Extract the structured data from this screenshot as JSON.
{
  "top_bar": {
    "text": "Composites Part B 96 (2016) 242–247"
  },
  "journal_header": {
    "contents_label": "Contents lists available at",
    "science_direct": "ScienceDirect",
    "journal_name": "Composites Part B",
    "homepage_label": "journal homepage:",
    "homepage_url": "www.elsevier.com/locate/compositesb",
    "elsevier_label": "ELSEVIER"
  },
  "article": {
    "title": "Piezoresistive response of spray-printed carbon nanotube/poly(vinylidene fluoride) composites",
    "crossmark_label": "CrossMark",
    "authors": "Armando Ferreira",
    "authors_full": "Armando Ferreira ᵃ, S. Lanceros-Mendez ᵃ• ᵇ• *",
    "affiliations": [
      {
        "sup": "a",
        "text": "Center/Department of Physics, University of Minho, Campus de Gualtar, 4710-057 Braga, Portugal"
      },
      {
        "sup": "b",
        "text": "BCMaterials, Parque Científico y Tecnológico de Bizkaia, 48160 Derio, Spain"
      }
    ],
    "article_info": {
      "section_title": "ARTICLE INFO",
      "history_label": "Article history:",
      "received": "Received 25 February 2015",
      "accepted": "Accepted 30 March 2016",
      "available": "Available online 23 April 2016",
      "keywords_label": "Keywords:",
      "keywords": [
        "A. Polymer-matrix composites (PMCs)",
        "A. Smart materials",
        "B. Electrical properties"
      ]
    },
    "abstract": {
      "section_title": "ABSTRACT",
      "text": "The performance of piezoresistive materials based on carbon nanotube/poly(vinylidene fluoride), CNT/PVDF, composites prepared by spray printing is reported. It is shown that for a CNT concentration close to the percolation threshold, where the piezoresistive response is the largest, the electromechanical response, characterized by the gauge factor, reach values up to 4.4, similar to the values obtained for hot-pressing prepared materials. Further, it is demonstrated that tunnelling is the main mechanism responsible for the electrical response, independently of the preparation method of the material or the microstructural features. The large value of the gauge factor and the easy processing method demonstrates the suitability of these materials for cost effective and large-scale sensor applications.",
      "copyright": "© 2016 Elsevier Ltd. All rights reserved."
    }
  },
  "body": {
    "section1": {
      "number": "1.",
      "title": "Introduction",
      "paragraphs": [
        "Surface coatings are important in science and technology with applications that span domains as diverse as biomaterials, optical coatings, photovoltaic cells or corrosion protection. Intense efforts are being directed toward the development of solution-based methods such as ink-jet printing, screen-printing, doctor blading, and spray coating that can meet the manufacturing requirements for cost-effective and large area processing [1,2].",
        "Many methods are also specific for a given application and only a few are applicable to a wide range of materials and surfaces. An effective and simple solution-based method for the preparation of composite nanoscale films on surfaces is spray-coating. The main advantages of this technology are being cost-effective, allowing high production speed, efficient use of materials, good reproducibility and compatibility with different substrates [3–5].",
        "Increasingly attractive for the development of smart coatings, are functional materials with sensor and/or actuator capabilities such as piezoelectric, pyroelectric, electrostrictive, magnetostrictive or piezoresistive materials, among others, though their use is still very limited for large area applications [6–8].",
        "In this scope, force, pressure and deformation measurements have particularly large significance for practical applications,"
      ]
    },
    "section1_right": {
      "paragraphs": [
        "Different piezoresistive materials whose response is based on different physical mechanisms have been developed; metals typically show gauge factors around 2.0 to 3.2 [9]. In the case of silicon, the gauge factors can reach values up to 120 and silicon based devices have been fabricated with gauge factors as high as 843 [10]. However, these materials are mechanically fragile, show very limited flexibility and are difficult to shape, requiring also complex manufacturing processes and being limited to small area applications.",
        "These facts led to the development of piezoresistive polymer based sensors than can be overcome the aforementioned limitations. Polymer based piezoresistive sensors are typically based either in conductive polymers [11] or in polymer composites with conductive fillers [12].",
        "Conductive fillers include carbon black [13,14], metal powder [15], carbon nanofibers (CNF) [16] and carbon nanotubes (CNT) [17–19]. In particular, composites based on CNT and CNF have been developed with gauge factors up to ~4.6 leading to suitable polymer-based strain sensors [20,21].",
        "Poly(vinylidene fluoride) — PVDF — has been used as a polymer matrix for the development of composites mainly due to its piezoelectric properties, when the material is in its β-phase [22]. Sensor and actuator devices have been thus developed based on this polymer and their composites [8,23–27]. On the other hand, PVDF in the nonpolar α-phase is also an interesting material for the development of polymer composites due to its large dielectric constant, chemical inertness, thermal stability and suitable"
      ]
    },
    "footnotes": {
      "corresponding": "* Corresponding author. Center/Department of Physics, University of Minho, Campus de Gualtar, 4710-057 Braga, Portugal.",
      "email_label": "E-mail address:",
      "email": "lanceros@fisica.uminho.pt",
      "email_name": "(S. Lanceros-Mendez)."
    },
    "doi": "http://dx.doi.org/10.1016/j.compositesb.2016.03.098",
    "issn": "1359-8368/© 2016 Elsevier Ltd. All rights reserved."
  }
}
-------
▶ **Assignment**: Return all lines of the material that have "Braga" in them.

▶ **Finished task**:
        "text": "Center/Department of Physics, University of Minho, Campus de Gualtar, 4710-057 Braga, Portugal"
      "corresponding": "* Corresponding author. Center/Department of Physics, University of Minho, Campus de Gualtar, 4710-057 Braga, Portugal.",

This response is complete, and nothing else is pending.